__Your objective__
Search the listing below for the string "динамической" and show each line that contains it.

---*---

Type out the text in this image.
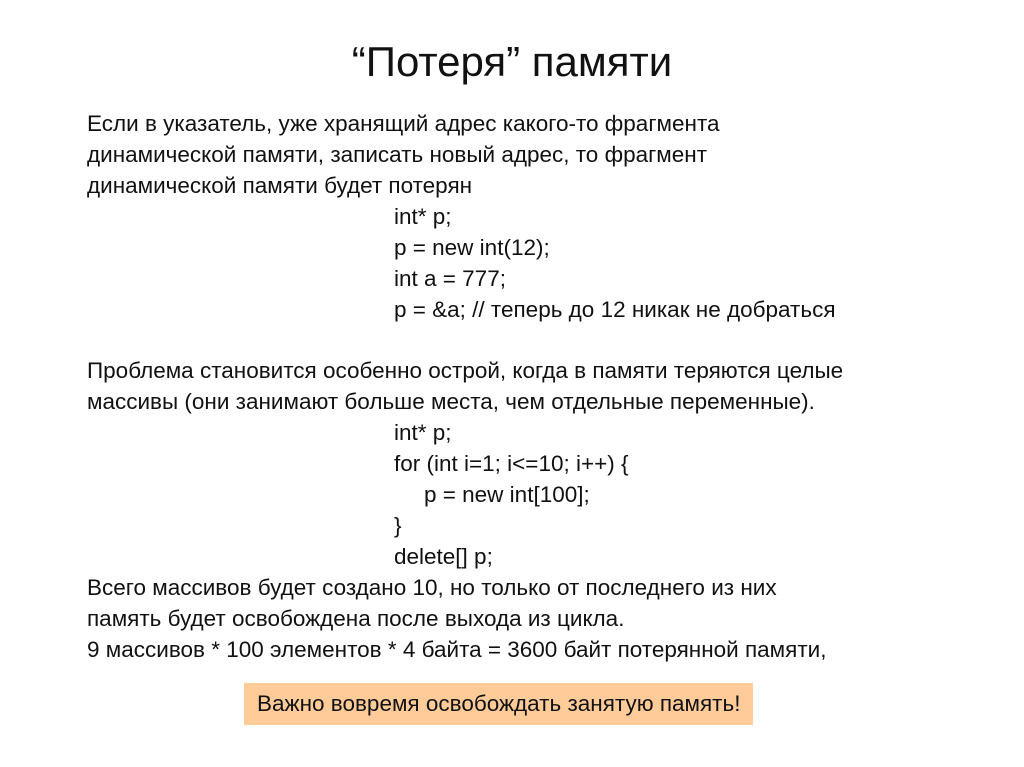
“Потеря” памяти
Если в указатель, уже хранящий адрес какого-то фрагмента
динамической памяти, записать новый адрес, то фрагмент
динамической памяти будет потерян
int* p;
p = new int(12);
int a = 777;
p = &a; // теперь до 12 никак не добраться
Проблема становится особенно острой, когда в памяти теряются целые
массивы (они занимают больше места, чем отдельные переменные).
int* p;
for (int i=1; i<=10; i++) {
p = new int[100];
}
delete[] p;
Всего массивов будет создано 10, но только от последнего из них
память будет освобождена после выхода из цикла.
9 массивов * 100 элементов * 4 байта = 3600 байт потерянной памяти,
Важно вовремя освобождать занятую память!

---*---

__Full response__
динамической памяти, записать новый адрес, то фрагмент
динамической памяти будет потерян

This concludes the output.